Exercise details
Take every line from the material that has the word "religion" in it.

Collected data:
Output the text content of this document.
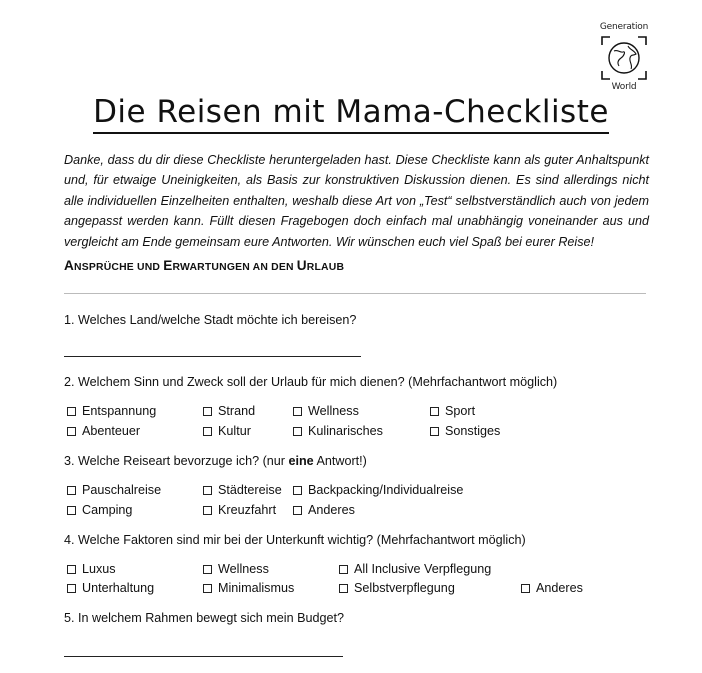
Generation
World
Die Reisen mit Mama-Checkliste
Danke, dass du dir diese Checkliste heruntergeladen hast. Diese Checkliste kann als guter Anhaltspunkt und, für etwaige Uneinigkeiten, als Basis zur konstruktiven Diskussion dienen. Es sind allerdings nicht alle individuellen Einzelheiten enthalten, weshalb diese Art von „Test“ selbstverständlich auch von jedem angepasst werden kann. Füllt diesen Fragebogen doch einfach mal unabhängig voneinander aus und vergleicht am Ende gemeinsam eure Antworten. Wir wünschen euch viel Spaß bei eurer Reise!
ANSPRÜCHE UND ERWARTUNGEN AN DEN URLAUB
1. Welches Land/welche Stadt möchte ich bereisen?
2. Welchem Sinn und Zweck soll der Urlaub für mich dienen? (Mehrfachantwort möglich)
Entspannung	Strand	Wellness	Sport
Abenteuer	Kultur	Kulinarisches	Sonstiges
3. Welche Reiseart bevorzuge ich? (nur eine Antwort!)
Pauschalreise	Städtereise	Backpacking/Individualreise
Camping	Kreuzfahrt	Anderes
4. Welche Faktoren sind mir bei der Unterkunft wichtig? (Mehrfachantwort möglich)
Luxus	Wellness	All Inclusive Verpflegung
Unterhaltung	Minimalismus	Selbstverpflegung	Anderes
5. In welchem Rahmen bewegt sich mein Budget?
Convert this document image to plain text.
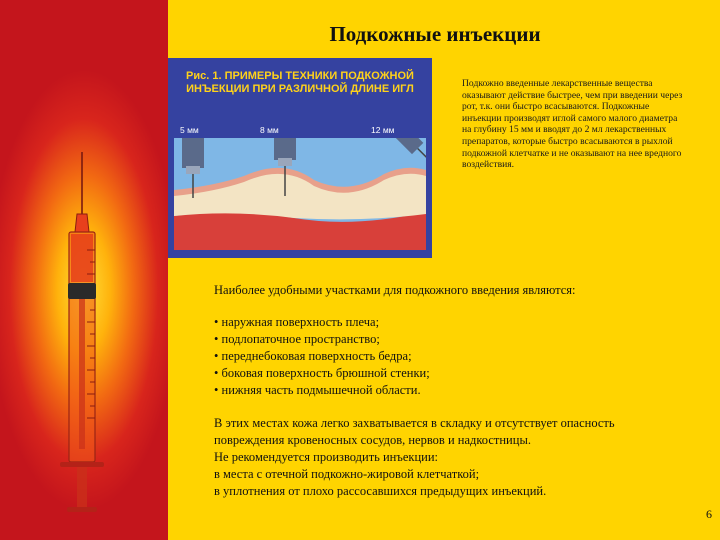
Подкожные инъекции
Рис. 1. ПРИМЕРЫ ТЕХНИКИ ПОДКОЖНОЙ
ИНЪЕКЦИИ ПРИ РАЗЛИЧНОЙ ДЛИНЕ ИГЛ
5 мм	8 мм	12 мм
Подкожно введенные лекарственные вещества оказывают действие быстрее, чем при введении через рот, т.к. они быстро всасываются. Подкожные инъекции производят иглой самого малого диаметра на глубину 15 мм и вводят до 2 мл лекарственных препаратов, которые быстро всасываются в рыхлой подкожной клетчатке и не оказывают на нее вредного воздействия.
Наиболее удобными участками для подкожного введения являются:
• наружная поверхность плеча;
• подлопаточное пространство;
• переднебоковая поверхность бедра;
• боковая поверхность брюшной стенки;
• нижняя часть подмышечной области.
В этих местах кожа легко захватывается в складку и отсутствует опасность
повреждения кровеносных сосудов, нервов и надкостницы.
Не рекомендуется производить инъекции:
в места с отечной подкожно-жировой клетчаткой;
в уплотнения от плохо рассосавшихся предыдущих инъекций.
6
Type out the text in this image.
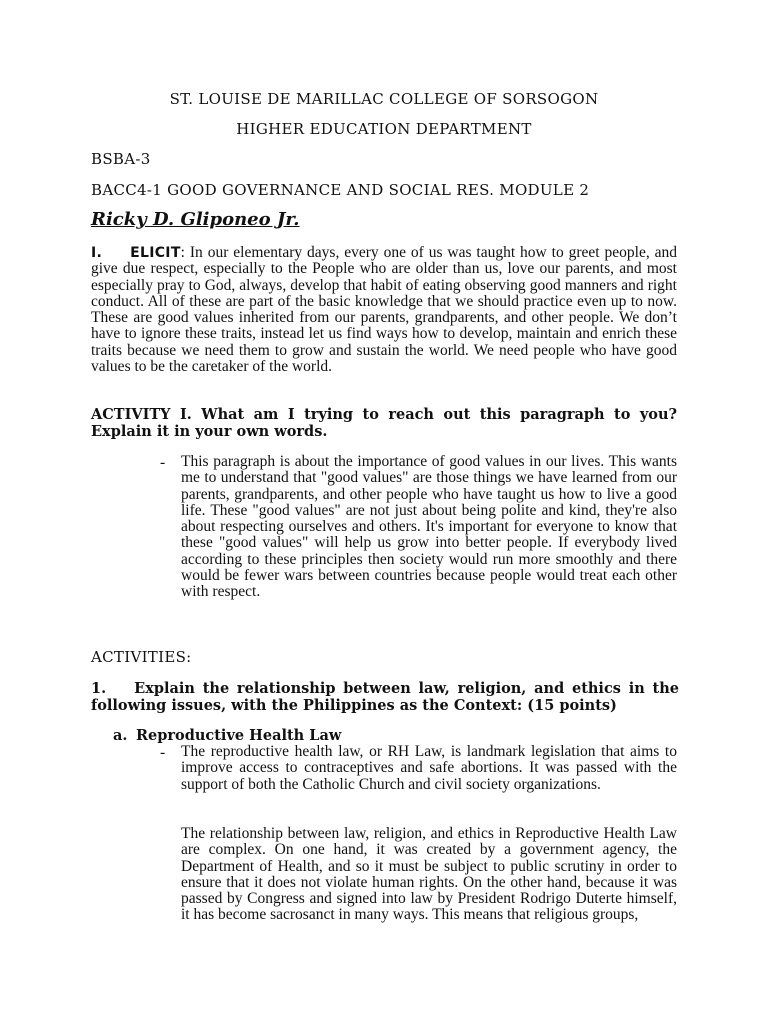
ST. LOUISE DE MARILLAC COLLEGE OF SORSOGON
HIGHER EDUCATION DEPARTMENT
BSBA-3
BACC4-1 GOOD GOVERNANCE AND SOCIAL RES. MODULE 2
Ricky D. Gliponeo Jr.
I. ELICIT: In our elementary days, every one of us was taught how to greet people, and give due respect, especially to the People who are older than us, love our parents, and most especially pray to God, always, develop that habit of eating observing good manners and right conduct. All of these are part of the basic knowledge that we should practice even up to now. These are good values inherited from our parents, grandparents, and other people. We don’t have to ignore these traits, instead let us find ways how to develop, maintain and enrich these traits because we need them to grow and sustain the world. We need people who have good values to be the caretaker of the world.
ACTIVITY I. What am I trying to reach out this paragraph to you? Explain it in your own words.
- This paragraph is about the importance of good values in our lives. This wants me to understand that "good values" are those things we have learned from our parents, grandparents, and other people who have taught us how to live a good life. These "good values" are not just about being polite and kind, they're also about respecting ourselves and others. It's important for everyone to know that these "good values" will help us grow into better people. If everybody lived according to these principles then society would run more smoothly and there would be fewer wars between countries because people would treat each other with respect.
ACTIVITIES:
1. Explain the relationship between law, religion, and ethics in the following issues, with the Philippines as the Context: (15 points)
a. Reproductive Health Law
- The reproductive health law, or RH Law, is landmark legislation that aims to improve access to contraceptives and safe abortions. It was passed with the support of both the Catholic Church and civil society organizations.
The relationship between law, religion, and ethics in Reproductive Health Law are complex. On one hand, it was created by a government agency, the Department of Health, and so it must be subject to public scrutiny in order to ensure that it does not violate human rights. On the other hand, because it was passed by Congress and signed into law by President Rodrigo Duterte himself, it has become sacrosanct in many ways. This means that religious groups,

Written answer
1. Explain the relationship between law, religion, and ethics in the following issues, with the Philippines as the Context: (15 points)
The relationship between law, religion, and ethics in Reproductive Health Law are complex. On one hand, it was created by a government agency, the Department of Health, and so it must be subject to public scrutiny in order to ensure that it does not violate human rights. On the other hand, because it was passed by Congress and signed into law by President Rodrigo Duterte himself, it has become sacrosanct in many ways. This means that religious groups,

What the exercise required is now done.